## [PROVIDED RECORDS]
=====

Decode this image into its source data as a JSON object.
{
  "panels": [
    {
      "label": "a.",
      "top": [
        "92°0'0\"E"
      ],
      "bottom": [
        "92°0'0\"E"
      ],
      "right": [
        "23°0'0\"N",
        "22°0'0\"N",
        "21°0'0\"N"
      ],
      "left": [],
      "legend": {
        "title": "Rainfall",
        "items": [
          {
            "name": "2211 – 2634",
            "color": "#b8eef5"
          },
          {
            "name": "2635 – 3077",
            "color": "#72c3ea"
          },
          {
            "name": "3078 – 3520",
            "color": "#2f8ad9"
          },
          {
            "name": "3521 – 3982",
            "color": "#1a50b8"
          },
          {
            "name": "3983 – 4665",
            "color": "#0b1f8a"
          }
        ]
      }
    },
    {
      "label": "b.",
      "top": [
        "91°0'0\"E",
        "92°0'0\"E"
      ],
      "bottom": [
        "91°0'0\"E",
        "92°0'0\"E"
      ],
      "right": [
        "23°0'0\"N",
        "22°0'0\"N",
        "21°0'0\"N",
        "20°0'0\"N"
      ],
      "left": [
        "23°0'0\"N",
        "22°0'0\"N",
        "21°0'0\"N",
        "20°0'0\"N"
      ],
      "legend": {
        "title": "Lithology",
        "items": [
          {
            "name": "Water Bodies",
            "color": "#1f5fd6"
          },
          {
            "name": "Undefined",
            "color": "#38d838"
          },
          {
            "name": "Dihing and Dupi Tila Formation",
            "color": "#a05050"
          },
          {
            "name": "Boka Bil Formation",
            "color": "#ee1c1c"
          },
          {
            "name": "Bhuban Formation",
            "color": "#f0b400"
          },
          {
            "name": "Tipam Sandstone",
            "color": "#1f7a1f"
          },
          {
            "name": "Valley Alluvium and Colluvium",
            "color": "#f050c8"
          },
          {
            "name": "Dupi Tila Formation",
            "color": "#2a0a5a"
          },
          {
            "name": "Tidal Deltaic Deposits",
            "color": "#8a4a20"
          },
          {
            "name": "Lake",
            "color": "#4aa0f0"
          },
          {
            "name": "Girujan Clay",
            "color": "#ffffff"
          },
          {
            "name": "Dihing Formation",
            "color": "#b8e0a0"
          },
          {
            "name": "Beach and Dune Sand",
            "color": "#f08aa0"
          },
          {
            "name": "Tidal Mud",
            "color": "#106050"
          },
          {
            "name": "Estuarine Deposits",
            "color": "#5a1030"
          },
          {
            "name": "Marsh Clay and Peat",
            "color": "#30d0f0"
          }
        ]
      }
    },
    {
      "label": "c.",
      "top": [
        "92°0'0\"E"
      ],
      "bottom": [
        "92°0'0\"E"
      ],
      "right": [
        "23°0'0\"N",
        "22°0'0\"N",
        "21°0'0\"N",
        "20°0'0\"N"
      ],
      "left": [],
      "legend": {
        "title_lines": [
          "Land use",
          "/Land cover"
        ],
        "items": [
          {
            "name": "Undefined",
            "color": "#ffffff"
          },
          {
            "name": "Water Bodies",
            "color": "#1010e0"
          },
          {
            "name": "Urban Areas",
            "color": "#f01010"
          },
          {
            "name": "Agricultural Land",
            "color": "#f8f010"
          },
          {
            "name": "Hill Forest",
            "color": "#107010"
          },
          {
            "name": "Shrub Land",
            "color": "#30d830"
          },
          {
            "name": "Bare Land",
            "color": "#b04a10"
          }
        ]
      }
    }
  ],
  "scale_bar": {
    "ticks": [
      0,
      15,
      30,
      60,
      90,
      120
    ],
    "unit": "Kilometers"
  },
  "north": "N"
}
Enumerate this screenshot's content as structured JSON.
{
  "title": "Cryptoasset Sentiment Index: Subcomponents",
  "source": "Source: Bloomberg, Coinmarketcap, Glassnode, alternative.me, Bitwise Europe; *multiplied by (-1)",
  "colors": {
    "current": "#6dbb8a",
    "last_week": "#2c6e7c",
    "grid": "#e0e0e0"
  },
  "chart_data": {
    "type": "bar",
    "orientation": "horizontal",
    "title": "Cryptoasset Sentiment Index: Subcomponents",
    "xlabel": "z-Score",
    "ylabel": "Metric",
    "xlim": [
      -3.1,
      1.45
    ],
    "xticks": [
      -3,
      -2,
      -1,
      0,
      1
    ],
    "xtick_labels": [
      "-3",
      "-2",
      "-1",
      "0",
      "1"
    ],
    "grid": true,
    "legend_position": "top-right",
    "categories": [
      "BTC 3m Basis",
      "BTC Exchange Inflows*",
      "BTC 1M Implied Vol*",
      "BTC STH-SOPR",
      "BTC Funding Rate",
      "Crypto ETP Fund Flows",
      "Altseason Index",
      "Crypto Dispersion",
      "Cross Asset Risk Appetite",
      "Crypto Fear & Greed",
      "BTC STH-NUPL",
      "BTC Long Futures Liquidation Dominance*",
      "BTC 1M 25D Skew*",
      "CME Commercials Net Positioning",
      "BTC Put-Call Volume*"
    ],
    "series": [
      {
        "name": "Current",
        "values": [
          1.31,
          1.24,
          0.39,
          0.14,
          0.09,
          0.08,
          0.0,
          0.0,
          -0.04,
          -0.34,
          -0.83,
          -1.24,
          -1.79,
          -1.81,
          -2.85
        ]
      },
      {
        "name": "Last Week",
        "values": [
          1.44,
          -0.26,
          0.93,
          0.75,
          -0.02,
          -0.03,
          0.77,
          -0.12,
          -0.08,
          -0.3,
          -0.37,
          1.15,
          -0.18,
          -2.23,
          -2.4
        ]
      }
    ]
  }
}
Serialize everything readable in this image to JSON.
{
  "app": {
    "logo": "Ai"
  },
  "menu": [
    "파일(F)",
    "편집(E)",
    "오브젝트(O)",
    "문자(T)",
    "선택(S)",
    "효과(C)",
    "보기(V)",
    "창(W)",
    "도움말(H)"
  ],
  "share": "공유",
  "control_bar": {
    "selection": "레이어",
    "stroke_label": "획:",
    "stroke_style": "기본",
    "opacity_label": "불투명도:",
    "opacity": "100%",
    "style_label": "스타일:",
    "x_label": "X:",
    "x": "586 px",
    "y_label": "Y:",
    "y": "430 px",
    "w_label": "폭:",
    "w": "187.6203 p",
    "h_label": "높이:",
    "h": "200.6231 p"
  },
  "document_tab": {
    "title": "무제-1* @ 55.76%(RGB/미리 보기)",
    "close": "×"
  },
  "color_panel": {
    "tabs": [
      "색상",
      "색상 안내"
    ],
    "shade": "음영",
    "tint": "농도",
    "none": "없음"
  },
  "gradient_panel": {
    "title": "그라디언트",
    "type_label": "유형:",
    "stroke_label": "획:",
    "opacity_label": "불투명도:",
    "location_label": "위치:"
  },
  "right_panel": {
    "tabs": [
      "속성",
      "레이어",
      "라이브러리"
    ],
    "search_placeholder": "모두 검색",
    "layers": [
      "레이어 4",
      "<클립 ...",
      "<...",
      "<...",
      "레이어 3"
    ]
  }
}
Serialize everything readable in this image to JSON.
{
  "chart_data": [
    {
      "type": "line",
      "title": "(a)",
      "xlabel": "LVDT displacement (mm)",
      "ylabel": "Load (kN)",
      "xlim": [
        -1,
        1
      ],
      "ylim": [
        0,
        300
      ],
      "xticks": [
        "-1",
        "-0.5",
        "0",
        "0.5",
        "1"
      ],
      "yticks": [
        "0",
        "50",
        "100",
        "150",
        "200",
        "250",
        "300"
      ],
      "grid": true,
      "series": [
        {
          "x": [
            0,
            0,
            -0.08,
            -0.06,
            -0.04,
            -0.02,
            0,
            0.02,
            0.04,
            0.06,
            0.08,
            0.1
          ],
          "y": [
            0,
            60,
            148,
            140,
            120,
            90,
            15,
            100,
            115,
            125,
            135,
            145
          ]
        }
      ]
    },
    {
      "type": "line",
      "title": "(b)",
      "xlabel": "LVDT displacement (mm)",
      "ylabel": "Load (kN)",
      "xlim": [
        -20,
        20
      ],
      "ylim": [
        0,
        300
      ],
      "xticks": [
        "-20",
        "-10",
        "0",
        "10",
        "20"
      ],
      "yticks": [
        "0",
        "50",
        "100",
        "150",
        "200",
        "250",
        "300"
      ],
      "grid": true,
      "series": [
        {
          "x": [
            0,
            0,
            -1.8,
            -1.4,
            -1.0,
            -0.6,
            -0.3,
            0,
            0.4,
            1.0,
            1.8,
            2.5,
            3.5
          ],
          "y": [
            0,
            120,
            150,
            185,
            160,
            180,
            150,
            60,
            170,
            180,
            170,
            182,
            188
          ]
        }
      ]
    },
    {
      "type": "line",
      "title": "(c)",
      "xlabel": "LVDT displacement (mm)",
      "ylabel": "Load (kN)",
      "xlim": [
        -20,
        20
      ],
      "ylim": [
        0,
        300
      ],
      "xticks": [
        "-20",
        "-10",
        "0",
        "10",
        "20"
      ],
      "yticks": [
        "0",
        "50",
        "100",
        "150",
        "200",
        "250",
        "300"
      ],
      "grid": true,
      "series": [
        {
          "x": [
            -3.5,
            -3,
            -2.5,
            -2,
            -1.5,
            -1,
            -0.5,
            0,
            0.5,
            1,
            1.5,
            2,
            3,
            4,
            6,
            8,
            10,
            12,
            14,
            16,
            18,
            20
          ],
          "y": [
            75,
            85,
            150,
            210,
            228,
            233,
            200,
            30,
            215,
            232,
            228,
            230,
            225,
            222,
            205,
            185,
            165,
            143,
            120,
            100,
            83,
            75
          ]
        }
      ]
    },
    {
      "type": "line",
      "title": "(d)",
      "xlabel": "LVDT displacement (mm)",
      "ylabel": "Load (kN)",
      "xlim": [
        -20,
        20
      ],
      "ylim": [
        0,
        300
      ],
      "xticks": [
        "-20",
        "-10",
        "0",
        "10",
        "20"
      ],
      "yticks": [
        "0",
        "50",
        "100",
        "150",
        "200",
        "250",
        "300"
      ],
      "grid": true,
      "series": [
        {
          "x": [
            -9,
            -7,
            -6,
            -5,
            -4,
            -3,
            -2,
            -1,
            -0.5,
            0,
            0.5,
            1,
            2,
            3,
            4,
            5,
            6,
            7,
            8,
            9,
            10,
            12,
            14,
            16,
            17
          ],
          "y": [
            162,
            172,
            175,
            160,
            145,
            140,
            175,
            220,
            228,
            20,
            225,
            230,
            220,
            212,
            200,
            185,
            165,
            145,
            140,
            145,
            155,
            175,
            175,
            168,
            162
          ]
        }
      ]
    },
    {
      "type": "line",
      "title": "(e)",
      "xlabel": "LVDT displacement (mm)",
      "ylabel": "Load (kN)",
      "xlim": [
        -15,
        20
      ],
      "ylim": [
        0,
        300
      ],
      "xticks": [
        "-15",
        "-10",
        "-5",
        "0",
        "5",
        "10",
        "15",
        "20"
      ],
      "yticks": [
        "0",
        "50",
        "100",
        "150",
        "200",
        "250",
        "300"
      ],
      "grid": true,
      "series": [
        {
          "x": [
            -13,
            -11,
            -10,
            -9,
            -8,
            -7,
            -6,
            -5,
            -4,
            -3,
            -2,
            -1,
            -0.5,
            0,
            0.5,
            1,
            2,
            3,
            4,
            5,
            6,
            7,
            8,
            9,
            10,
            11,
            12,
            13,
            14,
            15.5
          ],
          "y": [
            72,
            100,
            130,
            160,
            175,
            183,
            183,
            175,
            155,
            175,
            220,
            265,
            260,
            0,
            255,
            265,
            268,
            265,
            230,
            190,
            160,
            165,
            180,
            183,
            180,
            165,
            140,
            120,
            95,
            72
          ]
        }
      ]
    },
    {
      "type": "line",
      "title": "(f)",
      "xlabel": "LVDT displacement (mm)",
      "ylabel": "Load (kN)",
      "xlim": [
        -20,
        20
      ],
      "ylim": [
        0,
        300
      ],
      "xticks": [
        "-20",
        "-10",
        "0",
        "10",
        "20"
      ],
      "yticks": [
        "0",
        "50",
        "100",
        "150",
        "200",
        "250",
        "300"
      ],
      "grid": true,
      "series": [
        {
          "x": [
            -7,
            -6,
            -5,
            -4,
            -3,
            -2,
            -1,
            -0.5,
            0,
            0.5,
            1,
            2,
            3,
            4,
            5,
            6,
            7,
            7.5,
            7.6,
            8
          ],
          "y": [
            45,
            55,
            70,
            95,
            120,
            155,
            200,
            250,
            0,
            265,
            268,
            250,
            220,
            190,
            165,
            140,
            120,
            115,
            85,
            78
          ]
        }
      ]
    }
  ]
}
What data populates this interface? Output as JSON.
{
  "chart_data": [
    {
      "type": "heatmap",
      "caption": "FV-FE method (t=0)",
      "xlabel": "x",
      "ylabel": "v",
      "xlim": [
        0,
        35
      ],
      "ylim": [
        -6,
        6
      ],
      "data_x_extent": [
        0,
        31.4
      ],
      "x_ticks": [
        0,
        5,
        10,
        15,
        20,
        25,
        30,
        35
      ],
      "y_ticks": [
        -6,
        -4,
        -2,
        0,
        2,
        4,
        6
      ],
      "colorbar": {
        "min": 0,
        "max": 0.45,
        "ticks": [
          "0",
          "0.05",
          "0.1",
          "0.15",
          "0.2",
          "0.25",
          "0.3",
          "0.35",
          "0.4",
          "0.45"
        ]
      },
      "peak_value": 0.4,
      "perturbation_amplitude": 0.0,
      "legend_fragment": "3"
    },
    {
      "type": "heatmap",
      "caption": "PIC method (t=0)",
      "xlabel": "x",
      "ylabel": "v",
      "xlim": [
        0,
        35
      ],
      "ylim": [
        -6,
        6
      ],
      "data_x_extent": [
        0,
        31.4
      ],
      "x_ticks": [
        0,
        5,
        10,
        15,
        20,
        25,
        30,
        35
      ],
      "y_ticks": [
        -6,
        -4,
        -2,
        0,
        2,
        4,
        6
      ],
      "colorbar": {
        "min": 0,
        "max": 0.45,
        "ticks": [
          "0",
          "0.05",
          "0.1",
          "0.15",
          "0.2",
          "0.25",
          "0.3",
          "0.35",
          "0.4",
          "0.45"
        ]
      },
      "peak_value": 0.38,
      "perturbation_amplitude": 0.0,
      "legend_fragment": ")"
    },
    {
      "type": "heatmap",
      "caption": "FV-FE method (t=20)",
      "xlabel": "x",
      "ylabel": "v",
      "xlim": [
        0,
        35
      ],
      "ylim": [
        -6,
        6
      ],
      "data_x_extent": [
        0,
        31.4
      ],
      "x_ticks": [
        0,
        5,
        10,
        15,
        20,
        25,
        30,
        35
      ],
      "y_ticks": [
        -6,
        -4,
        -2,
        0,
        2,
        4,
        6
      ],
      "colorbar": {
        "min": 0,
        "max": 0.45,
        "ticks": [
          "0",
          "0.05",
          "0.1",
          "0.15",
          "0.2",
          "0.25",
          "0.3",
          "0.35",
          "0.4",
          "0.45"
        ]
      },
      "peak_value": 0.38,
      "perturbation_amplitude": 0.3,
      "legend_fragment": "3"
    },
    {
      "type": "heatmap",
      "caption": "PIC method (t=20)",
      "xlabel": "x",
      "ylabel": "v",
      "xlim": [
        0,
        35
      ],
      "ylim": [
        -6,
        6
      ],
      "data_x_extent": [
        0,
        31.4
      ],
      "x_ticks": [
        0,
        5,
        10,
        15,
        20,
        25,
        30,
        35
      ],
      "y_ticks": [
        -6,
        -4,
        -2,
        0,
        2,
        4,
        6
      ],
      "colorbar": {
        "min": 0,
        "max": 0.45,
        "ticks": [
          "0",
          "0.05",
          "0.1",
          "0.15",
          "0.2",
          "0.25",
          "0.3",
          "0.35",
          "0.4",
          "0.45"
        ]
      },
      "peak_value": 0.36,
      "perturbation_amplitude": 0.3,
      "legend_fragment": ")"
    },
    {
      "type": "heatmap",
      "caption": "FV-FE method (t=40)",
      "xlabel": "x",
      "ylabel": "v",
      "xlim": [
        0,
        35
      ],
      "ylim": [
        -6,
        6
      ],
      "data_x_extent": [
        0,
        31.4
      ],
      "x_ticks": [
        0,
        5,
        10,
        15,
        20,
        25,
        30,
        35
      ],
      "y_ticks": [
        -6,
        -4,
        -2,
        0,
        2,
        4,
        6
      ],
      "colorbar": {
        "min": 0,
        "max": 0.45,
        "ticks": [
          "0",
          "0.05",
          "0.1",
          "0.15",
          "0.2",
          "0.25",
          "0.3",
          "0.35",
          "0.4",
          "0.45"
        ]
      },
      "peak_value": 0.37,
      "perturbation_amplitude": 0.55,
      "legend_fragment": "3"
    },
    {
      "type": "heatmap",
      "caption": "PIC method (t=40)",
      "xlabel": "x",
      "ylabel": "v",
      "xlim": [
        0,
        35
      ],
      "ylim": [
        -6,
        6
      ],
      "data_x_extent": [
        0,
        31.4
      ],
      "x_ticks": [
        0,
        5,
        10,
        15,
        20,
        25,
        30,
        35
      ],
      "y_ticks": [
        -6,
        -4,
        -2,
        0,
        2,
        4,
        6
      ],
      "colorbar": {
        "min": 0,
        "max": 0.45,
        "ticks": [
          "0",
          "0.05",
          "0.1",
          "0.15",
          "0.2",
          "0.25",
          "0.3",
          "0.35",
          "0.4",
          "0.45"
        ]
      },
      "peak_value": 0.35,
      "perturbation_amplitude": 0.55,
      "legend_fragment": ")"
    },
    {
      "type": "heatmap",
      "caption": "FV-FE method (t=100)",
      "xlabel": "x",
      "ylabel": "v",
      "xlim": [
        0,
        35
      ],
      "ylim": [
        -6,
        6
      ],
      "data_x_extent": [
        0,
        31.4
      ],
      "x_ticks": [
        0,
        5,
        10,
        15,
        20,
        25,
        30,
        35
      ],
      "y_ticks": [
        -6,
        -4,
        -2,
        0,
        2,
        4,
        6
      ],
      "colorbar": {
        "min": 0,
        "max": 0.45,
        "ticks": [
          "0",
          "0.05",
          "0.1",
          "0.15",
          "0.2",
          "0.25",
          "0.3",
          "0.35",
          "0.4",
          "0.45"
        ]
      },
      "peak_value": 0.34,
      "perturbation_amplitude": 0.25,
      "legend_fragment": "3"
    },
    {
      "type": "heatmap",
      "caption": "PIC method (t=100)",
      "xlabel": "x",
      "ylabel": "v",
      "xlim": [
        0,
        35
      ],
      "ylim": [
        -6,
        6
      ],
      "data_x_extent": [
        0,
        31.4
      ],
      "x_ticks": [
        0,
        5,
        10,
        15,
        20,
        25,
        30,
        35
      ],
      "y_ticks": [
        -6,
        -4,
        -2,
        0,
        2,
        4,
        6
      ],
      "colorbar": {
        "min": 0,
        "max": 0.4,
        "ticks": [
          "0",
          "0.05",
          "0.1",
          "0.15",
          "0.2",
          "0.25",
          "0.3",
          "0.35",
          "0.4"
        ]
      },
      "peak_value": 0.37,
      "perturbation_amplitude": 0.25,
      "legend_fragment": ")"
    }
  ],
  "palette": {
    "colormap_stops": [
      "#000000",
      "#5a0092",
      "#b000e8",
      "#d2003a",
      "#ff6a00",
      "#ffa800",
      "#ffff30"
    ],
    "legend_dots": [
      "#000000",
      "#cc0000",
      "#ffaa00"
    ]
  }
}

=====

## [PROBLEM STATEMENT]
Search the records for the word "JSON", then list every line that has it.

## [COMPLETE RESPONSE]
Decode this image into its source data as a JSON object.
Enumerate this screenshot's content as structured JSON.
Serialize everything readable in this image to JSON.
Serialize everything readable in this image to JSON.
What data populates this interface? Output as JSON.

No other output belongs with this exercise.